Written request: Rename "volume-bar" to "volume-column" in the stretch of entries from the line containing "0, 251, 24]" through the line containing "333, 25, 346]". Write out only those lines again, with everything else left as it is.

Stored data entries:
-- START --
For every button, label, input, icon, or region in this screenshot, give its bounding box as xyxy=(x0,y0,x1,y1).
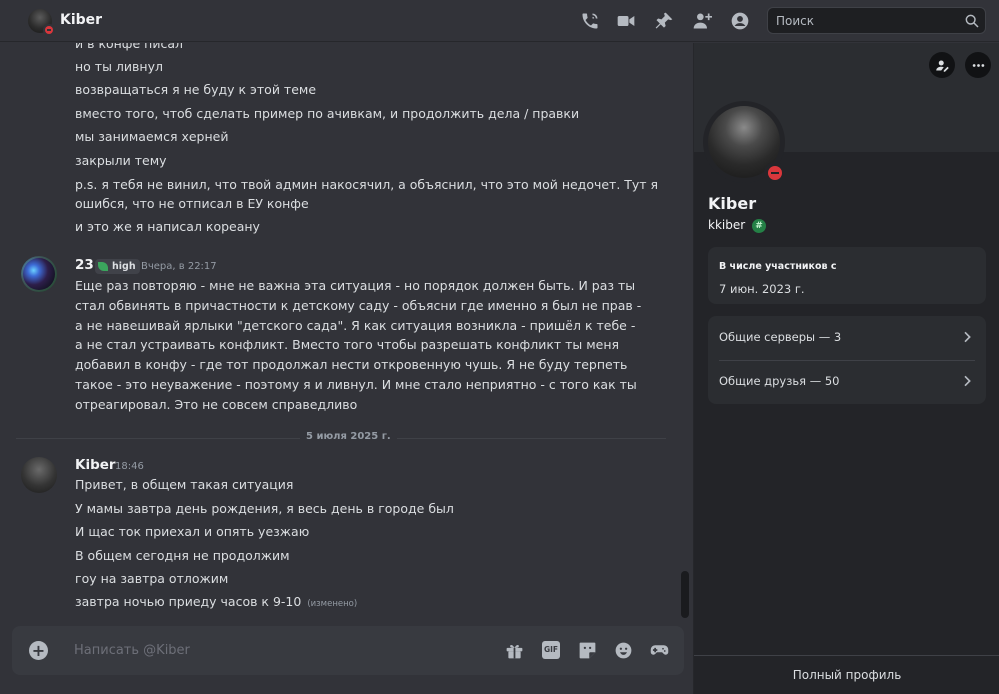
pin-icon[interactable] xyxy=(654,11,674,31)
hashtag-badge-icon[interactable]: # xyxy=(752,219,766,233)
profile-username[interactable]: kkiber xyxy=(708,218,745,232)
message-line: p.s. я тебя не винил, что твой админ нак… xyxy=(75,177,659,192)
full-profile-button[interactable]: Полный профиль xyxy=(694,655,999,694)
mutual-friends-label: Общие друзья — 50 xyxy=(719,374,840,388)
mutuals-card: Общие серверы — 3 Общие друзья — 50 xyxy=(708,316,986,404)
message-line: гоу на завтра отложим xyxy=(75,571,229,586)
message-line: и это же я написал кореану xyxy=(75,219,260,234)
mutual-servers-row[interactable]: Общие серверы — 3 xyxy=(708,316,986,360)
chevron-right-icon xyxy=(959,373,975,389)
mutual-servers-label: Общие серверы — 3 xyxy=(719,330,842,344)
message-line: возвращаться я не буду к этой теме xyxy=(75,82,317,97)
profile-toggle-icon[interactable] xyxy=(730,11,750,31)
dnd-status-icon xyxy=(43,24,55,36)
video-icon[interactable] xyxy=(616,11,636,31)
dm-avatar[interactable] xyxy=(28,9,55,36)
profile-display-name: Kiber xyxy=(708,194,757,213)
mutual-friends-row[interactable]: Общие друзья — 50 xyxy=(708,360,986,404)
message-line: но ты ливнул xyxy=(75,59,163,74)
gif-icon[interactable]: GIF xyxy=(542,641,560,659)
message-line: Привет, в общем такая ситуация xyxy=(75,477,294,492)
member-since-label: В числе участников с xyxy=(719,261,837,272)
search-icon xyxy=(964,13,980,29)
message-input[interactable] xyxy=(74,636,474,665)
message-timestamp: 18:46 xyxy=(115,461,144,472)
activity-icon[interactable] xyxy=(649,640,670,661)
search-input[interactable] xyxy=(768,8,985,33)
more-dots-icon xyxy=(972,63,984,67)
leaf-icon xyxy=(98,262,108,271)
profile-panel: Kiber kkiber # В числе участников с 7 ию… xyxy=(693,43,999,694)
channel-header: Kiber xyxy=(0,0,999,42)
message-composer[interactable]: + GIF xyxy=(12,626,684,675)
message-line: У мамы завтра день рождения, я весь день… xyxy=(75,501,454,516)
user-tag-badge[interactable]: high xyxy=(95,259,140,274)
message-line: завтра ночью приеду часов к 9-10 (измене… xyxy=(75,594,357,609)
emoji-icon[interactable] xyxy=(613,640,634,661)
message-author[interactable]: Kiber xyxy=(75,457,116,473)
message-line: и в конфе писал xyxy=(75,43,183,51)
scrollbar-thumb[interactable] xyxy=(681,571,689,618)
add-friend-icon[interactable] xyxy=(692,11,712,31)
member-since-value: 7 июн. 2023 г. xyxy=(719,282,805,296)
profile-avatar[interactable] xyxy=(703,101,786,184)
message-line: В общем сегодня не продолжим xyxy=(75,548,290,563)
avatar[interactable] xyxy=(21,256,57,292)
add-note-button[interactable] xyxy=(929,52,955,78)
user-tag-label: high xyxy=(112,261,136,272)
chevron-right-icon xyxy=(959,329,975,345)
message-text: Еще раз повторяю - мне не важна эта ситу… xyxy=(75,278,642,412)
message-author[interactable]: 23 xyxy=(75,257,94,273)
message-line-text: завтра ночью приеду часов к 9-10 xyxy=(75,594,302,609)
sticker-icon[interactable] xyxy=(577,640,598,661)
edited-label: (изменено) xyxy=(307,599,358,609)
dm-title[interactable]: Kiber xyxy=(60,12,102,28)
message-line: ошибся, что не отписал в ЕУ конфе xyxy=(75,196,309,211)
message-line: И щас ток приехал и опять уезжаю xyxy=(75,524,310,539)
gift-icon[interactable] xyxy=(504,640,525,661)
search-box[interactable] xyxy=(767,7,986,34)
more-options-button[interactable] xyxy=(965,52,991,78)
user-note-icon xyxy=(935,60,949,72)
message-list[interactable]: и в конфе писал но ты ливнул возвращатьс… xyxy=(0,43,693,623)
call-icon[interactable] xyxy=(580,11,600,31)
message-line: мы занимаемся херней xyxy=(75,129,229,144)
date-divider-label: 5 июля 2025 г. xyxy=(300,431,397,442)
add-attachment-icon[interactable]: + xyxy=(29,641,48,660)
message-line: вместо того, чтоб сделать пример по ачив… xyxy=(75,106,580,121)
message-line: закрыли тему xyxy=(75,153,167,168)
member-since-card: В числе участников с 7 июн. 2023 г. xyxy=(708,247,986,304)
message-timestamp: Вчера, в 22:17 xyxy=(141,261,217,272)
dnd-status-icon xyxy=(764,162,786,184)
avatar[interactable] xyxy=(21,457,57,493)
-- END --
-- START --
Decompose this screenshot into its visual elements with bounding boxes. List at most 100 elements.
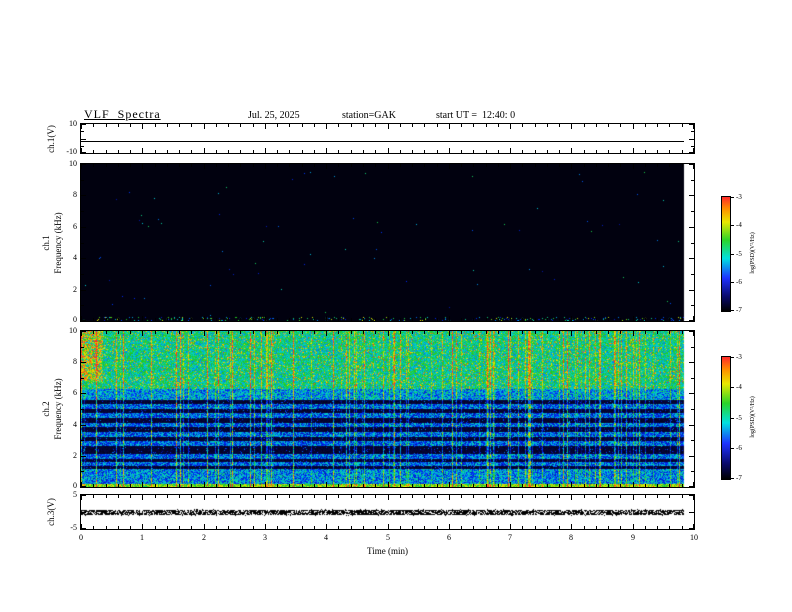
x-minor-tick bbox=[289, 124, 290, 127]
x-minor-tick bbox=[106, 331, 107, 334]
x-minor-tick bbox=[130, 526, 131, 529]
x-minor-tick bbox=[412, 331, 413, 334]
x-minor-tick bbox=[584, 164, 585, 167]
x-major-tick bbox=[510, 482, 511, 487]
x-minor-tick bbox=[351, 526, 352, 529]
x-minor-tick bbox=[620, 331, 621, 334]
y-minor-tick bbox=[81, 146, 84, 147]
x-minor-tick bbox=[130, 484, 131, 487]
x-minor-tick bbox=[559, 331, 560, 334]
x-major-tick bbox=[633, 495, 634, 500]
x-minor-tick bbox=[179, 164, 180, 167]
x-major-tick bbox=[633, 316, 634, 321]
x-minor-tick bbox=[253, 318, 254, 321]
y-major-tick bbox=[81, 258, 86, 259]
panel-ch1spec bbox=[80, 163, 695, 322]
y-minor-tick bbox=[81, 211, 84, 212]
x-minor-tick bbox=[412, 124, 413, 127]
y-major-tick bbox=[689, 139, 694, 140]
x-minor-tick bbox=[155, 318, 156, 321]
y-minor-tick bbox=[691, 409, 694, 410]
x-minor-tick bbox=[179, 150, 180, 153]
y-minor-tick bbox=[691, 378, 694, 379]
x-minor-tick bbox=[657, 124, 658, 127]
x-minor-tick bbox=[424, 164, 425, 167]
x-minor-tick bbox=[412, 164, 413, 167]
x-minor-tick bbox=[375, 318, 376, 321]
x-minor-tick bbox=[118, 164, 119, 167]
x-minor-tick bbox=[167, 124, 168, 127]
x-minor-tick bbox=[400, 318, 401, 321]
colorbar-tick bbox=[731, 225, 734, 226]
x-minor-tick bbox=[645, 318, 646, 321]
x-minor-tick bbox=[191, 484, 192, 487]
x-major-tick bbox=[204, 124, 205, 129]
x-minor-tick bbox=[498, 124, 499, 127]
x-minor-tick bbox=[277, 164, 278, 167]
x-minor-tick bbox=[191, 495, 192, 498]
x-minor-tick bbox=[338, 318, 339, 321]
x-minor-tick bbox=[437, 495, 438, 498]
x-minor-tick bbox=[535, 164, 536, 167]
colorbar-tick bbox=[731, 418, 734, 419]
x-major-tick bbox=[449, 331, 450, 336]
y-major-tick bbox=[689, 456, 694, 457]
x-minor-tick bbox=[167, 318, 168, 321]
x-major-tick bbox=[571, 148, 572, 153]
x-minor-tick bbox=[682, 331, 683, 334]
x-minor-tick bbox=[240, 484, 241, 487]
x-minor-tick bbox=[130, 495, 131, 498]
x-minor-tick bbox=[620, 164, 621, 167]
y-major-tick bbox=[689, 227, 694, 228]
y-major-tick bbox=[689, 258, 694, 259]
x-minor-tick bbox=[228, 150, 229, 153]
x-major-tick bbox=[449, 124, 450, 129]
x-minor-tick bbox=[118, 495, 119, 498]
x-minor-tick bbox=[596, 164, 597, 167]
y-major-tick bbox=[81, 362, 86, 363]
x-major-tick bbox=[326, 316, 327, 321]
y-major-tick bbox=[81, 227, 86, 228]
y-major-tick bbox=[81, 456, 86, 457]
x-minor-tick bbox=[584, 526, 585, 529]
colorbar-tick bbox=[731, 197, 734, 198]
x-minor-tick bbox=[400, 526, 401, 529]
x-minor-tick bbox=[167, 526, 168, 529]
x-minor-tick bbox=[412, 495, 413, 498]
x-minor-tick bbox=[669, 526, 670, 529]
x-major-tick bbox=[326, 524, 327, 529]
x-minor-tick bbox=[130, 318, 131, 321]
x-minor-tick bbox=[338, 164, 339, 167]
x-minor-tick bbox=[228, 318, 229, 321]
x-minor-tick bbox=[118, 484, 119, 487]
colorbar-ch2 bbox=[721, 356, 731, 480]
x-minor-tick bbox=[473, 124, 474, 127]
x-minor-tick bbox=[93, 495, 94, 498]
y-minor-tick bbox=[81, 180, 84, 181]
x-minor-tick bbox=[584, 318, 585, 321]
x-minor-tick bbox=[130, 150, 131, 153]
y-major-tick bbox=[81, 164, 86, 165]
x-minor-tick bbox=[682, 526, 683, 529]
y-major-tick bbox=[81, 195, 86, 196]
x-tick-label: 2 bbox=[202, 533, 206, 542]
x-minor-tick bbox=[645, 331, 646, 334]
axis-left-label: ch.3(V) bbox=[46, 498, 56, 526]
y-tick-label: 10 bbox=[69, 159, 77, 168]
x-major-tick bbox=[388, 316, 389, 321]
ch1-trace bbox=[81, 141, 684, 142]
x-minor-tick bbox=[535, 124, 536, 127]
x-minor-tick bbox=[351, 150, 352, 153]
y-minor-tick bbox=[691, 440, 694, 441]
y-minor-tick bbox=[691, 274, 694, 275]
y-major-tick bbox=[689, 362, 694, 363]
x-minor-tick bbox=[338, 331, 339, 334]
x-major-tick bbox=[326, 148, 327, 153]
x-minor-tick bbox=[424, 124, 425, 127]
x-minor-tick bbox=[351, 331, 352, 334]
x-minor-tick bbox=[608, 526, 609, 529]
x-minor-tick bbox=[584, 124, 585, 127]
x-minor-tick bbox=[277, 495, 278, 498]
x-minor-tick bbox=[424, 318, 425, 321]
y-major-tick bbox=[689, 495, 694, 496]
-- END --
-- START --
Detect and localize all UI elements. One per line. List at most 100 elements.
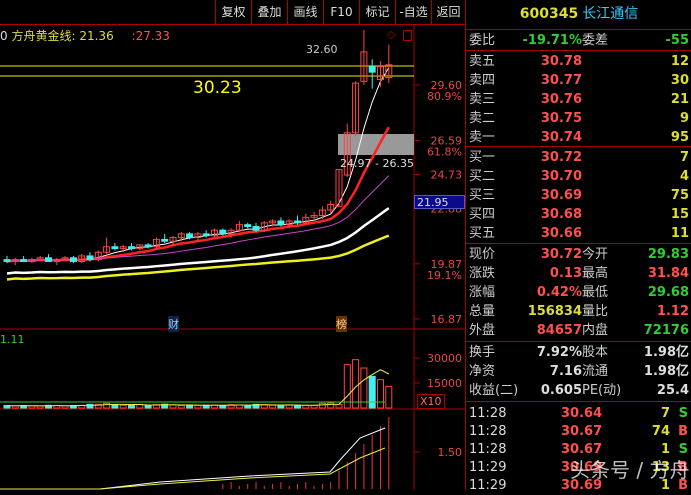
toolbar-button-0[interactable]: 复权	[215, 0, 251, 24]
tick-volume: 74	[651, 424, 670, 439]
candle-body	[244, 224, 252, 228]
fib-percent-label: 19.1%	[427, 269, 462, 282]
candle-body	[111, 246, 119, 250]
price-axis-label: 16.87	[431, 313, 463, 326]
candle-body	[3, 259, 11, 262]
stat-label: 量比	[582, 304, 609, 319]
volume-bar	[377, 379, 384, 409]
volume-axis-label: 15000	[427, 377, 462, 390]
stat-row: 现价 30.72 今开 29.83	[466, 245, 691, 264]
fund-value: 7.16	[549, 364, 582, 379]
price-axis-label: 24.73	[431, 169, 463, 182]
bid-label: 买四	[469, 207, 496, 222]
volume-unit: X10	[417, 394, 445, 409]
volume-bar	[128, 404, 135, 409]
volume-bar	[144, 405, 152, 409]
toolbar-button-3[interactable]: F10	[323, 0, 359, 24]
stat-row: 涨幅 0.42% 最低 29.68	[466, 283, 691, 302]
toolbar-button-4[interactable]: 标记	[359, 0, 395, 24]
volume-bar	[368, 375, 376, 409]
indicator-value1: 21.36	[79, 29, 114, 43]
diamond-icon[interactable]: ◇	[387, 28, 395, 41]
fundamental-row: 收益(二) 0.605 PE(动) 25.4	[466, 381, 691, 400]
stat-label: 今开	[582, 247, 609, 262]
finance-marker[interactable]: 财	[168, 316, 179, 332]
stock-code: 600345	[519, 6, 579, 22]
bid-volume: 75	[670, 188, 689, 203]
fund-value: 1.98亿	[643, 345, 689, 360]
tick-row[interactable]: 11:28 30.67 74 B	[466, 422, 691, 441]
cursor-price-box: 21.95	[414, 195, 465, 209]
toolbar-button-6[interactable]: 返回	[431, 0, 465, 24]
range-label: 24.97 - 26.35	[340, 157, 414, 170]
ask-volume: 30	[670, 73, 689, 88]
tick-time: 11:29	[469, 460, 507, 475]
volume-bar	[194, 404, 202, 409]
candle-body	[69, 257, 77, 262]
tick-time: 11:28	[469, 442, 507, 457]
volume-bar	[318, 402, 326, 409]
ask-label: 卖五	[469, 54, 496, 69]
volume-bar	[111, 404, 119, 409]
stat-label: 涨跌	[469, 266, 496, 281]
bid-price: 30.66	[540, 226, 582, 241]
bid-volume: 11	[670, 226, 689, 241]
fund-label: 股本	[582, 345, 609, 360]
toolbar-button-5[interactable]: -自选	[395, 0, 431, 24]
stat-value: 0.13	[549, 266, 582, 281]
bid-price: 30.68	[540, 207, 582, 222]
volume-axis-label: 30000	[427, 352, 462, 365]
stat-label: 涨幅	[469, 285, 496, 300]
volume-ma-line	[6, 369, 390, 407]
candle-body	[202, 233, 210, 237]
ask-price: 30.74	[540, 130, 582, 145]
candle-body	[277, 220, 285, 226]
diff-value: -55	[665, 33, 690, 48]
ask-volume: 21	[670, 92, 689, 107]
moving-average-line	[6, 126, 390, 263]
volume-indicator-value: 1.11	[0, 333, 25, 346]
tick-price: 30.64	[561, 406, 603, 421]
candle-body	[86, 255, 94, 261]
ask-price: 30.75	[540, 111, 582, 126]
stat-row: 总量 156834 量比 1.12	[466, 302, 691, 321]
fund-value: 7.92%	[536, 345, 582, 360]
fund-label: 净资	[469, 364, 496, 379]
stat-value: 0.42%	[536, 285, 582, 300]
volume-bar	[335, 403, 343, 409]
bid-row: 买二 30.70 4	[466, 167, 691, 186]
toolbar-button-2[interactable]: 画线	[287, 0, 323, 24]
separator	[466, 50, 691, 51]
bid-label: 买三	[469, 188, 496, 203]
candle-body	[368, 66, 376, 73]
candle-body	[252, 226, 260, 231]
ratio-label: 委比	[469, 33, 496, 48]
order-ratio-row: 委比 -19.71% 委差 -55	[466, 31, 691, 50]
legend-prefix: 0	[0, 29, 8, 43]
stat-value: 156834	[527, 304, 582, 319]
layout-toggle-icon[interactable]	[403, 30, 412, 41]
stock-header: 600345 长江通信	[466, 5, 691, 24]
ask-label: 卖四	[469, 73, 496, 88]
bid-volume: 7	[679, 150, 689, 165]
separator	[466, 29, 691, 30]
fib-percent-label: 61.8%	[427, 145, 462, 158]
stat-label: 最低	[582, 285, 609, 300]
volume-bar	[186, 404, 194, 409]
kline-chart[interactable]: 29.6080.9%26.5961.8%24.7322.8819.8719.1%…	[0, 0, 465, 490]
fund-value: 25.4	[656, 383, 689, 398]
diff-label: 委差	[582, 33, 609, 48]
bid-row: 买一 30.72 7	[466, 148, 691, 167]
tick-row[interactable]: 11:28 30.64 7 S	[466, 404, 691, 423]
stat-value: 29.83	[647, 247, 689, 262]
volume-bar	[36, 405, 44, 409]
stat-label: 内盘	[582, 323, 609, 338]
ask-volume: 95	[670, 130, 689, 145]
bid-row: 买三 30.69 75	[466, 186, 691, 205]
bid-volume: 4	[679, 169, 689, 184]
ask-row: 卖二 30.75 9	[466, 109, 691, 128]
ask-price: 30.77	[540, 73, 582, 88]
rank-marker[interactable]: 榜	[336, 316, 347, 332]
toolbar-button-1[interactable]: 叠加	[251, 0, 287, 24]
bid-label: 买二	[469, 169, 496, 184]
-- END --
The solution:
toolbar-button-0[interactable]: 复权	[215, 0, 251, 24]
tick-volume: 74	[651, 424, 670, 439]
candle-body	[244, 224, 252, 228]
fib-percent-label: 19.1%	[427, 269, 462, 282]
candle-body	[111, 246, 119, 250]
price-axis-label: 16.87	[431, 313, 463, 326]
candle-body	[3, 259, 11, 262]
stat-label: 量比	[582, 304, 609, 319]
volume-column	[377, 379, 384, 409]
volume-axis-label: 15000	[427, 377, 462, 390]
stat-row: 现价 30.72 今开 29.83	[466, 245, 691, 264]
fund-value: 7.16	[549, 364, 582, 379]
price-axis-label: 24.73	[431, 169, 463, 182]
bid-label: 买四	[469, 207, 496, 222]
volume-unit: X10	[417, 394, 445, 409]
volume-column	[128, 404, 135, 409]
volume-column	[144, 405, 152, 409]
toolbar-button-3[interactable]: F10	[323, 0, 359, 24]
stat-row: 涨幅 0.42% 最低 29.68	[466, 283, 691, 302]
toolbar-button-4[interactable]: 标记	[359, 0, 395, 24]
volume-column	[368, 375, 376, 409]
indicator-value1: 21.36	[79, 29, 114, 43]
diamond-icon[interactable]: ◇	[387, 28, 395, 41]
fundamental-row: 收益(二) 0.605 PE(动) 25.4	[466, 381, 691, 400]
stat-label: 今开	[582, 247, 609, 262]
finance-marker[interactable]: 财	[168, 316, 179, 332]
stock-code: 600345	[519, 6, 579, 22]
bid-volume: 75	[670, 188, 689, 203]
fund-value: 1.98亿	[643, 345, 689, 360]
tick-row[interactable]: 11:28 30.67 74 B	[466, 422, 691, 441]
cursor-price-box: 21.95	[414, 195, 465, 209]
toolbar-button-6[interactable]: 返回	[431, 0, 465, 24]
range-label: 24.97 - 26.35	[340, 157, 414, 170]
ask-volume: 30	[670, 73, 689, 88]
tick-time: 11:29	[469, 460, 507, 475]
volume-column	[194, 404, 202, 409]
candle-body	[69, 257, 77, 262]
tick-time: 11:28	[469, 442, 507, 457]
volume-column	[318, 402, 326, 409]
ask-label: 卖五	[469, 54, 496, 69]
volume-column	[111, 404, 119, 409]
stat-label: 涨跌	[469, 266, 496, 281]
bid-price: 30.66	[540, 226, 582, 241]
bid-volume: 11	[670, 226, 689, 241]
fund-label: 股本	[582, 345, 609, 360]
toolbar-button-5[interactable]: -自选	[395, 0, 431, 24]
stat-value: 0.13	[549, 266, 582, 281]
bid-price: 30.68	[540, 207, 582, 222]
volume-axis-label: 30000	[427, 352, 462, 365]
stat-label: 涨幅	[469, 285, 496, 300]
volume-ma-line	[6, 369, 390, 407]
candle-body	[202, 233, 210, 237]
ask-price: 30.74	[540, 130, 582, 145]
candle-body	[277, 220, 285, 226]
diff-value: -55	[665, 33, 690, 48]
ask-volume: 21	[670, 92, 689, 107]
moving-average-line	[6, 126, 390, 263]
volume-indicator-value: 1.11	[0, 333, 25, 346]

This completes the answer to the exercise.